Exercise prompt: Restate each of the lines below word for word and drop every picture.

Recorded data
▶
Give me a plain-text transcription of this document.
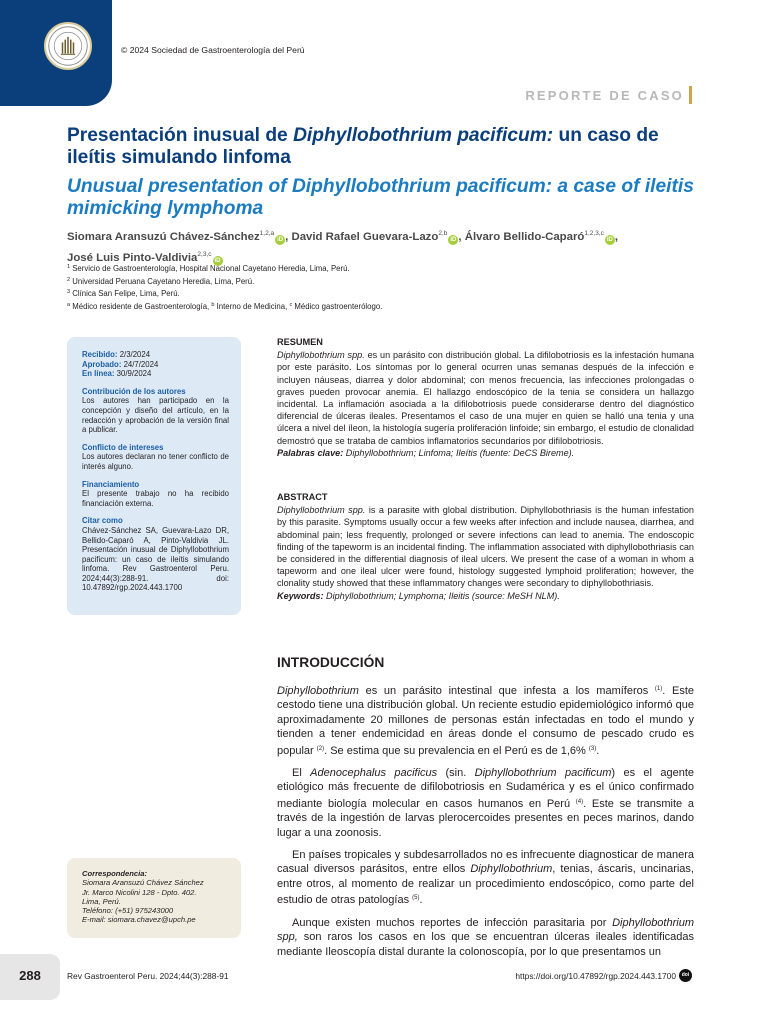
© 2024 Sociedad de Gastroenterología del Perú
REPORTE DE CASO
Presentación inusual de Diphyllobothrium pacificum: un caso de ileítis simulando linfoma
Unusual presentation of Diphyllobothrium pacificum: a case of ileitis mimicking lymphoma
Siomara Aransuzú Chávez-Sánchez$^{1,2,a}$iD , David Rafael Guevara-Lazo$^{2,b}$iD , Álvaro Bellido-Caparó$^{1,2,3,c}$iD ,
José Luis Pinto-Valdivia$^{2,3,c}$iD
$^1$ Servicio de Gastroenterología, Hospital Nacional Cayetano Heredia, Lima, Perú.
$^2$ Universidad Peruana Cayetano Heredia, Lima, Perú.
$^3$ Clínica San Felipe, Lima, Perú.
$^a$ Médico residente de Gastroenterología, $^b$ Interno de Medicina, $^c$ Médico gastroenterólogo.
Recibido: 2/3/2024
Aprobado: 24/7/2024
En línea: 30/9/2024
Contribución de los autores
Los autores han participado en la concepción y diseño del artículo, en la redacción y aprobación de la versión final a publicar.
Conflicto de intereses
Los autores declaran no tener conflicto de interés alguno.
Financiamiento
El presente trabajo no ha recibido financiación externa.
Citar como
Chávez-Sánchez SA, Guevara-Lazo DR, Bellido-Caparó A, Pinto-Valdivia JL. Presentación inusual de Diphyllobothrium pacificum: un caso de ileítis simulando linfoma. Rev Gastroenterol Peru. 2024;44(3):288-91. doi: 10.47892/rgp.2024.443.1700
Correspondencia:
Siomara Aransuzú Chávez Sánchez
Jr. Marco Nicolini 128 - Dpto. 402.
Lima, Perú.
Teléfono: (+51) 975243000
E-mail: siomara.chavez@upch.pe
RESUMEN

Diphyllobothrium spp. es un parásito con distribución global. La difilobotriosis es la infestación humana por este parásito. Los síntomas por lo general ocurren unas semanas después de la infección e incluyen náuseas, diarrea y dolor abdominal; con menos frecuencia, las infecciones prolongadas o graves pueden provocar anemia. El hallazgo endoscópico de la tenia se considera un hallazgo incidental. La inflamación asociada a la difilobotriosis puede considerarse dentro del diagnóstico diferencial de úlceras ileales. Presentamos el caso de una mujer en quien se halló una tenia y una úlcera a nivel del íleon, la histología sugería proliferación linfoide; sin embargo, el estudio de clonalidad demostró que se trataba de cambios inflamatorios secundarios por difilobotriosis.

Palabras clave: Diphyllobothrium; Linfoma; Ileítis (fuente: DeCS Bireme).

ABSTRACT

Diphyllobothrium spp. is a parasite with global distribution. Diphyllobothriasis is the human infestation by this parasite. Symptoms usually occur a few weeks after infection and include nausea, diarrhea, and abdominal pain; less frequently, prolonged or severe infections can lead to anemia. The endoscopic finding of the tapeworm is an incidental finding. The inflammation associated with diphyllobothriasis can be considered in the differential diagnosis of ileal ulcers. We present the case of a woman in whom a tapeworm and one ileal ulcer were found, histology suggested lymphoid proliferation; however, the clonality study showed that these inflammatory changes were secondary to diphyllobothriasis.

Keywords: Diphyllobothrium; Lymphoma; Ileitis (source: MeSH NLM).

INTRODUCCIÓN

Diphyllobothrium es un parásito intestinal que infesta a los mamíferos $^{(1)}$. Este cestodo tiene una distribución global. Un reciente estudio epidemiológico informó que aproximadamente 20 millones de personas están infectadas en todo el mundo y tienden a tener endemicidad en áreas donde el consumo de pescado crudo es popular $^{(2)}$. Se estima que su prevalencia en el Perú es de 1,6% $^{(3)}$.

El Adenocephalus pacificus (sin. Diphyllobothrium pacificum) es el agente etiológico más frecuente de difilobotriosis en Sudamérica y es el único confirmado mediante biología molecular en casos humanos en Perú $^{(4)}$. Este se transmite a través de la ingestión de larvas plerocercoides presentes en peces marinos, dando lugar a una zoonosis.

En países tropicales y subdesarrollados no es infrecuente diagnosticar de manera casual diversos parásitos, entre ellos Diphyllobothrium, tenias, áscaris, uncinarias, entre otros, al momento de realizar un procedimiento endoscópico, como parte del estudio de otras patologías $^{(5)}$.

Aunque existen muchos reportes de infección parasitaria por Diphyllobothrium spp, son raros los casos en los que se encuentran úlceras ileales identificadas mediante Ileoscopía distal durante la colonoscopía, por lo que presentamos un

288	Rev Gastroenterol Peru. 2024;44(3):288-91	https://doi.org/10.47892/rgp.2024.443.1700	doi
◀
Response below:
Give me a plain-text transcription of this document.
© 2024 Sociedad de Gastroenterología del Perú
REPORTE DE CASO
Presentación inusual de Diphyllobothrium pacificum: un caso de ileítis simulando linfoma
Unusual presentation of Diphyllobothrium pacificum: a case of ileitis mimicking lymphoma
Siomara Aransuzú Chávez-Sánchez$^{1,2,a}$iD , David Rafael Guevara-Lazo$^{2,b}$iD , Álvaro Bellido-Caparó$^{1,2,3,c}$iD ,
José Luis Pinto-Valdivia$^{2,3,c}$iD
$^1$ Servicio de Gastroenterología, Hospital Nacional Cayetano Heredia, Lima, Perú.
$^2$ Universidad Peruana Cayetano Heredia, Lima, Perú.
$^3$ Clínica San Felipe, Lima, Perú.
$^a$ Médico residente de Gastroenterología, $^b$ Interno de Medicina, $^c$ Médico gastroenterólogo.
Recibido: 2/3/2024
Aprobado: 24/7/2024
En línea: 30/9/2024
Contribución de los autores
Los autores han participado en la concepción y diseño del artículo, en la redacción y aprobación de la versión final a publicar.
Conflicto de intereses
Los autores declaran no tener conflicto de interés alguno.
Financiamiento
El presente trabajo no ha recibido financiación externa.
Citar como
Chávez-Sánchez SA, Guevara-Lazo DR, Bellido-Caparó A, Pinto-Valdivia JL. Presentación inusual de Diphyllobothrium pacificum: un caso de ileítis simulando linfoma. Rev Gastroenterol Peru. 2024;44(3):288-91. doi: 10.47892/rgp.2024.443.1700
Correspondencia:
Siomara Aransuzú Chávez Sánchez
Jr. Marco Nicolini 128 - Dpto. 402.
Lima, Perú.
Teléfono: (+51) 975243000
E-mail: siomara.chavez@upch.pe
RESUMEN

Diphyllobothrium spp. es un parásito con distribución global. La difilobotriosis es la infestación humana por este parásito. Los síntomas por lo general ocurren unas semanas después de la infección e incluyen náuseas, diarrea y dolor abdominal; con menos frecuencia, las infecciones prolongadas o graves pueden provocar anemia. El hallazgo endoscópico de la tenia se considera un hallazgo incidental. La inflamación asociada a la difilobotriosis puede considerarse dentro del diagnóstico diferencial de úlceras ileales. Presentamos el caso de una mujer en quien se halló una tenia y una úlcera a nivel del íleon, la histología sugería proliferación linfoide; sin embargo, el estudio de clonalidad demostró que se trataba de cambios inflamatorios secundarios por difilobotriosis.

Palabras clave: Diphyllobothrium; Linfoma; Ileítis (fuente: DeCS Bireme).

ABSTRACT

Diphyllobothrium spp. is a parasite with global distribution. Diphyllobothriasis is the human infestation by this parasite. Symptoms usually occur a few weeks after infection and include nausea, diarrhea, and abdominal pain; less frequently, prolonged or severe infections can lead to anemia. The endoscopic finding of the tapeworm is an incidental finding. The inflammation associated with diphyllobothriasis can be considered in the differential diagnosis of ileal ulcers. We present the case of a woman in whom a tapeworm and one ileal ulcer were found, histology suggested lymphoid proliferation; however, the clonality study showed that these inflammatory changes were secondary to diphyllobothriasis.

Keywords: Diphyllobothrium; Lymphoma; Ileitis (source: MeSH NLM).

INTRODUCCIÓN

Diphyllobothrium es un parásito intestinal que infesta a los mamíferos $^{(1)}$. Este cestodo tiene una distribución global. Un reciente estudio epidemiológico informó que aproximadamente 20 millones de personas están infectadas en todo el mundo y tienden a tener endemicidad en áreas donde el consumo de pescado crudo es popular $^{(2)}$. Se estima que su prevalencia en el Perú es de 1,6% $^{(3)}$.

El Adenocephalus pacificus (sin. Diphyllobothrium pacificum) es el agente etiológico más frecuente de difilobotriosis en Sudamérica y es el único confirmado mediante biología molecular en casos humanos en Perú $^{(4)}$. Este se transmite a través de la ingestión de larvas plerocercoides presentes en peces marinos, dando lugar a una zoonosis.

En países tropicales y subdesarrollados no es infrecuente diagnosticar de manera casual diversos parásitos, entre ellos Diphyllobothrium, tenias, áscaris, uncinarias, entre otros, al momento de realizar un procedimiento endoscópico, como parte del estudio de otras patologías $^{(5)}$.

Aunque existen muchos reportes de infección parasitaria por Diphyllobothrium spp, son raros los casos en los que se encuentran úlceras ileales identificadas mediante Ileoscopía distal durante la colonoscopía, por lo que presentamos un

288	Rev Gastroenterol Peru. 2024;44(3):288-91	https://doi.org/10.47892/rgp.2024.443.1700	doi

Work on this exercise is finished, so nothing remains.